*Exercise description*
Without the pictures, copy the entries below word for word.

*Information shown*
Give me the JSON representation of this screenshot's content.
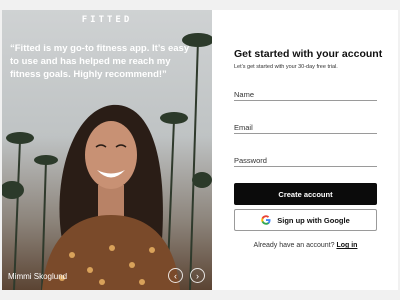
{
  "brand": {
    "logo_text": "FITTED"
  },
  "testimonial": {
    "quote": "“Fitted is my go-to fitness app. It’s easy to use and has helped me reach my fitness goals. Highly recommend!”",
    "author": "Mimmi Skoglund",
    "prev_icon": "chevron-left-icon",
    "next_icon": "chevron-right-icon",
    "prev_glyph": "‹",
    "next_glyph": "›"
  },
  "form": {
    "title": "Get started with your account",
    "subtitle": "Let’s get started with your 30-day free trial.",
    "name_placeholder": "Name",
    "email_placeholder": "Email",
    "password_placeholder": "Password",
    "create_label": "Create account",
    "google_label": "Sign up with Google",
    "google_icon": "google-icon",
    "login_prompt": "Already have an account?",
    "login_link": "Log in"
  },
  "colors": {
    "page_bg": "#f1f1f1",
    "card_bg": "#ffffff",
    "primary_button": "#0b0b0b",
    "text": "#111111"
  }
}
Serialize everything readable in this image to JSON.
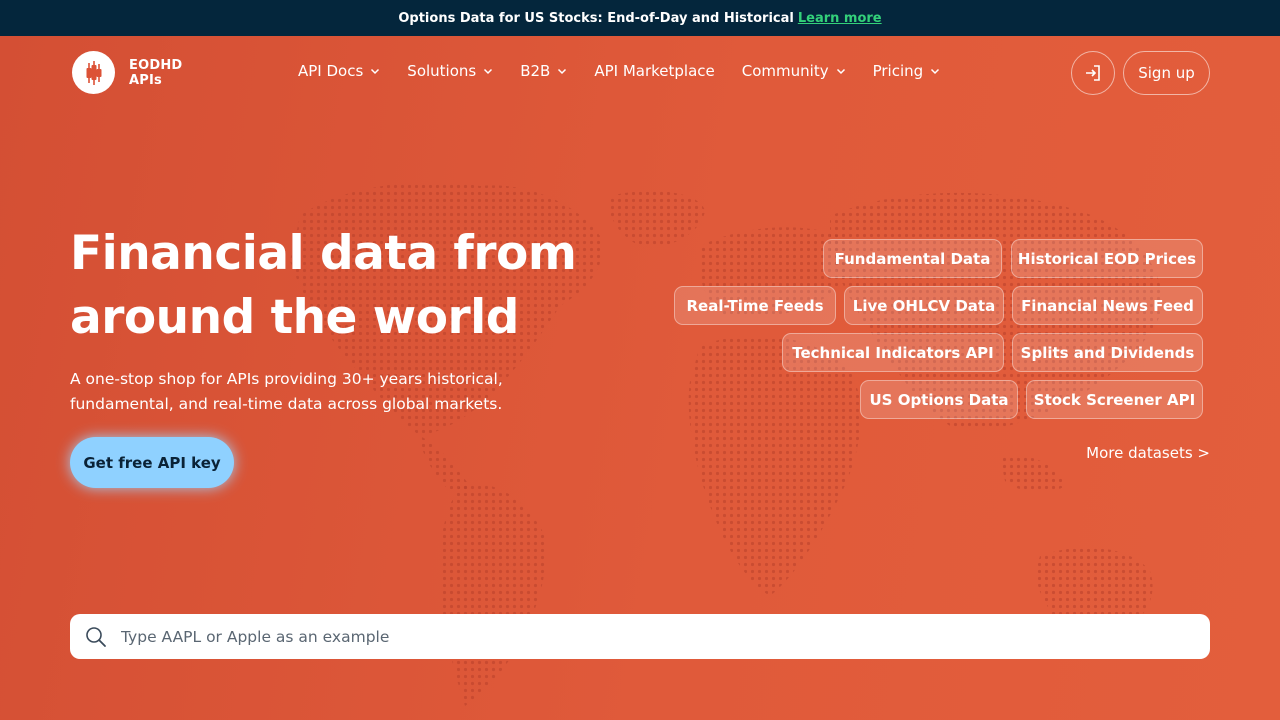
{
  "colors": {
    "announcement_bg": "#04263c",
    "hero_bg": "#dc5236",
    "link_green": "#33d17a",
    "cta_bg": "#8fd1ff",
    "cta_text": "#0a2236"
  },
  "announcement": {
    "text": "Options Data for US Stocks: End-of-Day and Historical",
    "link": "Learn more"
  },
  "logo": {
    "line1": "EODHD",
    "line2": "APIs",
    "icon": "candlestick-chart-icon"
  },
  "nav": {
    "items": [
      {
        "label": "API Docs",
        "dropdown": true
      },
      {
        "label": "Solutions",
        "dropdown": true
      },
      {
        "label": "B2B",
        "dropdown": true
      },
      {
        "label": "API Marketplace",
        "dropdown": false
      },
      {
        "label": "Community",
        "dropdown": true
      },
      {
        "label": "Pricing",
        "dropdown": true
      }
    ],
    "login_icon": "login-icon",
    "signup_label": "Sign up"
  },
  "hero": {
    "headline_line1": "Financial data from",
    "headline_line2": "around the world",
    "subheadline": "A one-stop shop for APIs providing 30+ years historical, fundamental, and real-time data across global markets.",
    "cta_label": "Get free API key"
  },
  "datasets": {
    "chips": [
      "Fundamental Data",
      "Historical EOD Prices",
      "Real-Time Feeds",
      "Live OHLCV Data",
      "Financial News Feed",
      "Technical Indicators API",
      "Splits and Dividends",
      "US Options Data",
      "Stock Screener API"
    ],
    "more_label": "More datasets >"
  },
  "search": {
    "placeholder": "Type AAPL or Apple as an example",
    "value": ""
  }
}
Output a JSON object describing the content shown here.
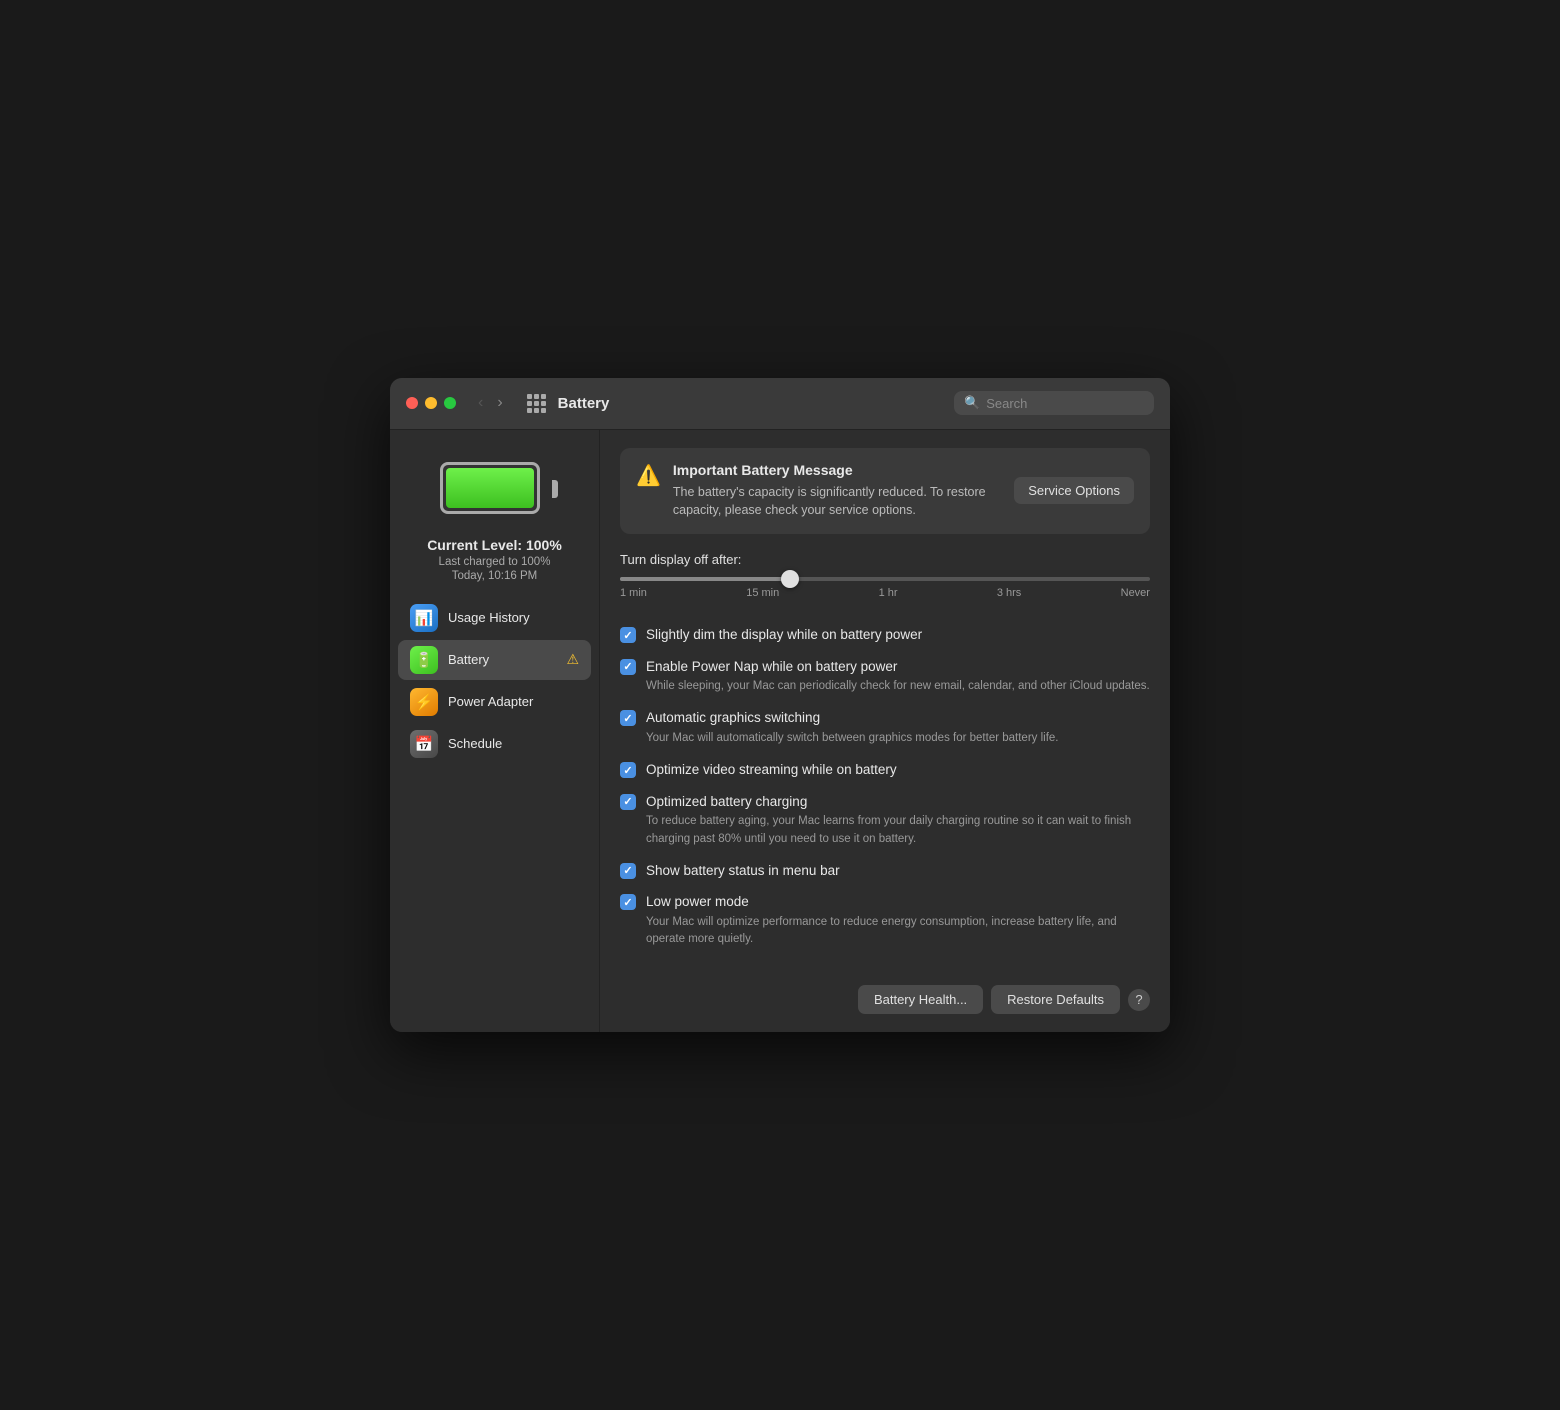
{
  "window": {
    "title": "Battery"
  },
  "titlebar": {
    "title": "Battery",
    "search_placeholder": "Search",
    "grid_icon_label": "App Grid"
  },
  "sidebar": {
    "battery_level": "Current Level: 100%",
    "last_charged": "Last charged to 100%",
    "time": "Today, 10:16 PM",
    "items": [
      {
        "id": "usage-history",
        "label": "Usage History",
        "icon": "📊",
        "icon_class": "icon-blue",
        "active": false,
        "warning": false
      },
      {
        "id": "battery",
        "label": "Battery",
        "icon": "🔋",
        "icon_class": "icon-green",
        "active": true,
        "warning": true
      },
      {
        "id": "power-adapter",
        "label": "Power Adapter",
        "icon": "⚡",
        "icon_class": "icon-orange",
        "active": false,
        "warning": false
      },
      {
        "id": "schedule",
        "label": "Schedule",
        "icon": "📅",
        "icon_class": "icon-gray",
        "active": false,
        "warning": false
      }
    ]
  },
  "alert": {
    "title": "Important Battery Message",
    "text": "The battery's capacity is significantly reduced. To restore capacity, please check your service options.",
    "service_button": "Service Options"
  },
  "slider": {
    "label": "Turn display off after:",
    "value_position": 32,
    "labels": [
      "1 min",
      "15 min",
      "1 hr",
      "3 hrs",
      "Never"
    ],
    "tick_count": 20
  },
  "options": [
    {
      "id": "dim-display",
      "title": "Slightly dim the display while on battery power",
      "description": "",
      "checked": true
    },
    {
      "id": "power-nap",
      "title": "Enable Power Nap while on battery power",
      "description": "While sleeping, your Mac can periodically check for new email, calendar, and other iCloud updates.",
      "checked": true
    },
    {
      "id": "auto-graphics",
      "title": "Automatic graphics switching",
      "description": "Your Mac will automatically switch between graphics modes for better battery life.",
      "checked": true
    },
    {
      "id": "video-streaming",
      "title": "Optimize video streaming while on battery",
      "description": "",
      "checked": true
    },
    {
      "id": "optimized-charging",
      "title": "Optimized battery charging",
      "description": "To reduce battery aging, your Mac learns from your daily charging routine so it can wait to finish charging past 80% until you need to use it on battery.",
      "checked": true
    },
    {
      "id": "menu-bar-status",
      "title": "Show battery status in menu bar",
      "description": "",
      "checked": true
    },
    {
      "id": "low-power-mode",
      "title": "Low power mode",
      "description": "Your Mac will optimize performance to reduce energy consumption, increase battery life, and operate more quietly.",
      "checked": true
    }
  ],
  "footer": {
    "battery_health_label": "Battery Health...",
    "restore_defaults_label": "Restore Defaults",
    "help_label": "?"
  }
}
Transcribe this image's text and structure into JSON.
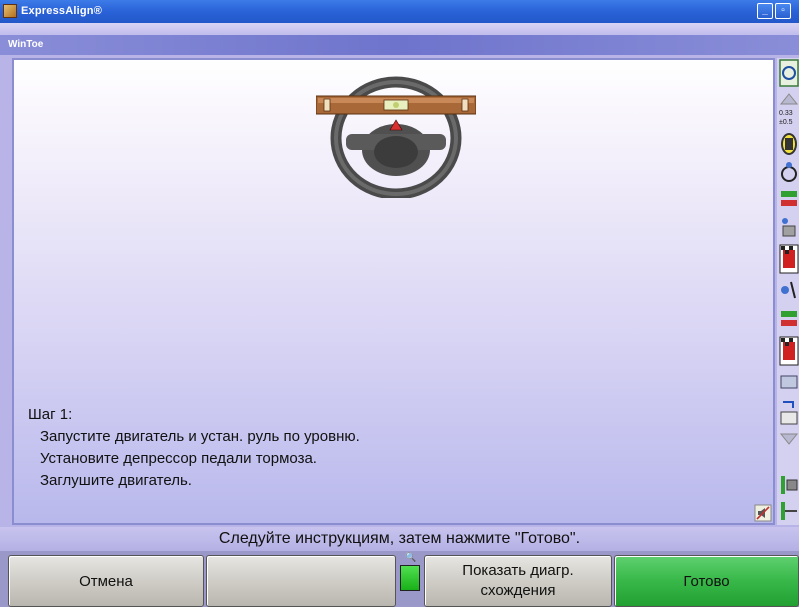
{
  "window": {
    "title": "ExpressAlign®",
    "subtitle": "WinToe"
  },
  "instructions": {
    "step_title": "Шаг 1:",
    "lines": [
      "Запустите двигатель и устан. руль по уровню.",
      "Установите депрессор педали тормоза.",
      "Заглушите двигатель."
    ]
  },
  "hint": "Следуйте инструкциям, затем нажмите \"Готово\".",
  "buttons": {
    "cancel": "Отмена",
    "blank": "",
    "diagram_line1": "Показать диагр.",
    "diagram_line2": "схождения",
    "done": "Готово"
  },
  "sidebar": {
    "reading_1": "0.33",
    "reading_2": "±0.5"
  },
  "colors": {
    "title_bar": "#2a62d8",
    "done_button": "#38b848",
    "panel_bg": "#d8d4f4"
  }
}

*Response to the task*
Give me the JSON representation of this screenshot's content.
{
  "brand": {
    "logo_text": "FITTED"
  },
  "testimonial": {
    "quote": "“Fitted is my go-to fitness app. It’s easy to use and has helped me reach my fitness goals. Highly recommend!”",
    "author": "Mimmi Skoglund",
    "prev_icon": "chevron-left-icon",
    "next_icon": "chevron-right-icon",
    "prev_glyph": "‹",
    "next_glyph": "›"
  },
  "form": {
    "title": "Get started with your account",
    "subtitle": "Let’s get started with your 30-day free trial.",
    "name_placeholder": "Name",
    "email_placeholder": "Email",
    "password_placeholder": "Password",
    "create_label": "Create account",
    "google_label": "Sign up with Google",
    "google_icon": "google-icon",
    "login_prompt": "Already have an account?",
    "login_link": "Log in"
  },
  "colors": {
    "page_bg": "#f1f1f1",
    "card_bg": "#ffffff",
    "primary_button": "#0b0b0b",
    "text": "#111111"
  }
}
Serialize everything readable in this image to JSON.
{
  "colors": {
    "announcement_bg": "#04263c",
    "hero_bg": "#dc5236",
    "link_green": "#33d17a",
    "cta_bg": "#8fd1ff",
    "cta_text": "#0a2236"
  },
  "announcement": {
    "text": "Options Data for US Stocks: End-of-Day and Historical",
    "link": "Learn more"
  },
  "logo": {
    "line1": "EODHD",
    "line2": "APIs",
    "icon": "candlestick-chart-icon"
  },
  "nav": {
    "items": [
      {
        "label": "API Docs",
        "dropdown": true
      },
      {
        "label": "Solutions",
        "dropdown": true
      },
      {
        "label": "B2B",
        "dropdown": true
      },
      {
        "label": "API Marketplace",
        "dropdown": false
      },
      {
        "label": "Community",
        "dropdown": true
      },
      {
        "label": "Pricing",
        "dropdown": true
      }
    ],
    "login_icon": "login-icon",
    "signup_label": "Sign up"
  },
  "hero": {
    "headline_line1": "Financial data from",
    "headline_line2": "around the world",
    "subheadline": "A one-stop shop for APIs providing 30+ years historical, fundamental, and real-time data across global markets.",
    "cta_label": "Get free API key"
  },
  "datasets": {
    "chips": [
      "Fundamental Data",
      "Historical EOD Prices",
      "Real-Time Feeds",
      "Live OHLCV Data",
      "Financial News Feed",
      "Technical Indicators API",
      "Splits and Dividends",
      "US Options Data",
      "Stock Screener API"
    ],
    "more_label": "More datasets >"
  },
  "search": {
    "placeholder": "Type AAPL or Apple as an example",
    "value": ""
  }
}
Output a JSON object describing the content shown here.
{
  "window": {
    "title": "Battery"
  },
  "titlebar": {
    "title": "Battery",
    "search_placeholder": "Search",
    "grid_icon_label": "App Grid"
  },
  "sidebar": {
    "battery_level": "Current Level: 100%",
    "last_charged": "Last charged to 100%",
    "time": "Today, 10:16 PM",
    "items": [
      {
        "id": "usage-history",
        "label": "Usage History",
        "icon": "📊",
        "icon_class": "icon-blue",
        "active": false,
        "warning": false
      },
      {
        "id": "battery",
        "label": "Battery",
        "icon": "🔋",
        "icon_class": "icon-green",
        "active": true,
        "warning": true
      },
      {
        "id": "power-adapter",
        "label": "Power Adapter",
        "icon": "⚡",
        "icon_class": "icon-orange",
        "active": false,
        "warning": false
      },
      {
        "id": "schedule",
        "label": "Schedule",
        "icon": "📅",
        "icon_class": "icon-gray",
        "active": false,
        "warning": false
      }
    ]
  },
  "alert": {
    "title": "Important Battery Message",
    "text": "The battery's capacity is significantly reduced. To restore capacity, please check your service options.",
    "service_button": "Service Options"
  },
  "slider": {
    "label": "Turn display off after:",
    "value_position": 32,
    "labels": [
      "1 min",
      "15 min",
      "1 hr",
      "3 hrs",
      "Never"
    ],
    "tick_count": 20
  },
  "options": [
    {
      "id": "dim-display",
      "title": "Slightly dim the display while on battery power",
      "description": "",
      "checked": true
    },
    {
      "id": "power-nap",
      "title": "Enable Power Nap while on battery power",
      "description": "While sleeping, your Mac can periodically check for new email, calendar, and other iCloud updates.",
      "checked": true
    },
    {
      "id": "auto-graphics",
      "title": "Automatic graphics switching",
      "description": "Your Mac will automatically switch between graphics modes for better battery life.",
      "checked": true
    },
    {
      "id": "video-streaming",
      "title": "Optimize video streaming while on battery",
      "description": "",
      "checked": true
    },
    {
      "id": "optimized-charging",
      "title": "Optimized battery charging",
      "description": "To reduce battery aging, your Mac learns from your daily charging routine so it can wait to finish charging past 80% until you need to use it on battery.",
      "checked": true
    },
    {
      "id": "menu-bar-status",
      "title": "Show battery status in menu bar",
      "description": "",
      "checked": true
    },
    {
      "id": "low-power-mode",
      "title": "Low power mode",
      "description": "Your Mac will optimize performance to reduce energy consumption, increase battery life, and operate more quietly.",
      "checked": true
    }
  ],
  "footer": {
    "battery_health_label": "Battery Health...",
    "restore_defaults_label": "Restore Defaults",
    "help_label": "?"
  }
}
Transcribe this image's text and structure into JSON.
{
  "window": {
    "title": "ExpressAlign®",
    "subtitle": "WinToe"
  },
  "instructions": {
    "step_title": "Шаг 1:",
    "lines": [
      "Запустите двигатель и устан. руль по уровню.",
      "Установите депрессор педали тормоза.",
      "Заглушите двигатель."
    ]
  },
  "hint": "Следуйте инструкциям, затем нажмите \"Готово\".",
  "buttons": {
    "cancel": "Отмена",
    "blank": "",
    "diagram_line1": "Показать диагр.",
    "diagram_line2": "схождения",
    "done": "Готово"
  },
  "sidebar": {
    "reading_1": "0.33",
    "reading_2": "±0.5"
  },
  "colors": {
    "title_bar": "#2a62d8",
    "done_button": "#38b848",
    "panel_bg": "#d8d4f4"
  }
}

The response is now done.